▶ _Stated goal_: List all lines of the data containing the word "sesji".

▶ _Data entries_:

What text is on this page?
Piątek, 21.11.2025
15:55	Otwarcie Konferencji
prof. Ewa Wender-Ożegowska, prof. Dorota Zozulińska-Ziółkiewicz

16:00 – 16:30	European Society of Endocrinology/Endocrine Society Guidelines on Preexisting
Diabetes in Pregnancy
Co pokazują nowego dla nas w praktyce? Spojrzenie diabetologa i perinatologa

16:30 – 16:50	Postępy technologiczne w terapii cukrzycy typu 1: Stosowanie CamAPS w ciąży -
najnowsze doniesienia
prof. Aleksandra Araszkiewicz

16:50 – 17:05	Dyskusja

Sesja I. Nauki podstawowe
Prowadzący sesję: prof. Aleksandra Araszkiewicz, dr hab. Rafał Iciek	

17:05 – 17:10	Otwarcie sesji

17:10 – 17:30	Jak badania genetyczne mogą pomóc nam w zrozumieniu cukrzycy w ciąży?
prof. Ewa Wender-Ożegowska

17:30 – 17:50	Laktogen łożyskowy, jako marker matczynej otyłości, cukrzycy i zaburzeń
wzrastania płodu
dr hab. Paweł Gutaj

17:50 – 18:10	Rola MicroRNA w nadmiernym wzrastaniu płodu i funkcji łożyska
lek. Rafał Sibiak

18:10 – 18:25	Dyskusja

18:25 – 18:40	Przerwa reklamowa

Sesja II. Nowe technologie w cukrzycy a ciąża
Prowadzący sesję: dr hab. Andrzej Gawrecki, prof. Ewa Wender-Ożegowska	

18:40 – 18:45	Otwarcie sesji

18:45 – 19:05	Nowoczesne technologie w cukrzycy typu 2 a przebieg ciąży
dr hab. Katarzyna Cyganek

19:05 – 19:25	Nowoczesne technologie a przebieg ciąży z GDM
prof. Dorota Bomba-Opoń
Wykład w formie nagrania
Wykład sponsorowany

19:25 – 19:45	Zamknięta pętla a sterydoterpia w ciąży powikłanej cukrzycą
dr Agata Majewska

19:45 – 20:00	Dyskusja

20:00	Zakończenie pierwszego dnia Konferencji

▶ _Written response_:
17:05 – 17:10	Otwarcie sesji
18:40 – 18:45	Otwarcie sesji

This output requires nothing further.